### [SET PROBLEM]
Write out the data below in full. Keep it exact.

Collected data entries
***

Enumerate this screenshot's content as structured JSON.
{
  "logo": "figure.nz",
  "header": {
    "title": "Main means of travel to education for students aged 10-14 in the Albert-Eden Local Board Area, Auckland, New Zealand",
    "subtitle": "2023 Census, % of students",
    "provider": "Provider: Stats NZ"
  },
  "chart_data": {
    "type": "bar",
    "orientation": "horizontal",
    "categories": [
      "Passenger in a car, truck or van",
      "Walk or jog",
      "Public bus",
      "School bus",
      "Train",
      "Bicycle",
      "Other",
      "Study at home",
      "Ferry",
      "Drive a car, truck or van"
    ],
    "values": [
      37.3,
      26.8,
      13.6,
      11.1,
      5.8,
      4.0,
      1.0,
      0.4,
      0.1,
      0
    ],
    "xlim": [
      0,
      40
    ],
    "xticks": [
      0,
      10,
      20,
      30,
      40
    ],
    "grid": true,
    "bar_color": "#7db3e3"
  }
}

***

### [EXPECTED OUTPUT]
Enumerate this screenshot's content as structured JSON.
{
  "logo": "figure.nz",
  "header": {
    "title": "Main means of travel to education for students aged 10-14 in the Albert-Eden Local Board Area, Auckland, New Zealand",
    "subtitle": "2023 Census, % of students",
    "provider": "Provider: Stats NZ"
  },
  "chart_data": {
    "type": "bar",
    "orientation": "horizontal",
    "categories": [
      "Passenger in a car, truck or van",
      "Walk or jog",
      "Public bus",
      "School bus",
      "Train",
      "Bicycle",
      "Other",
      "Study at home",
      "Ferry",
      "Drive a car, truck or van"
    ],
    "values": [
      37.3,
      26.8,
      13.6,
      11.1,
      5.8,
      4.0,
      1.0,
      0.4,
      0.1,
      0
    ],
    "xlim": [
      0,
      40
    ],
    "xticks": [
      0,
      10,
      20,
      30,
      40
    ],
    "grid": true,
    "bar_color": "#7db3e3"
  }
}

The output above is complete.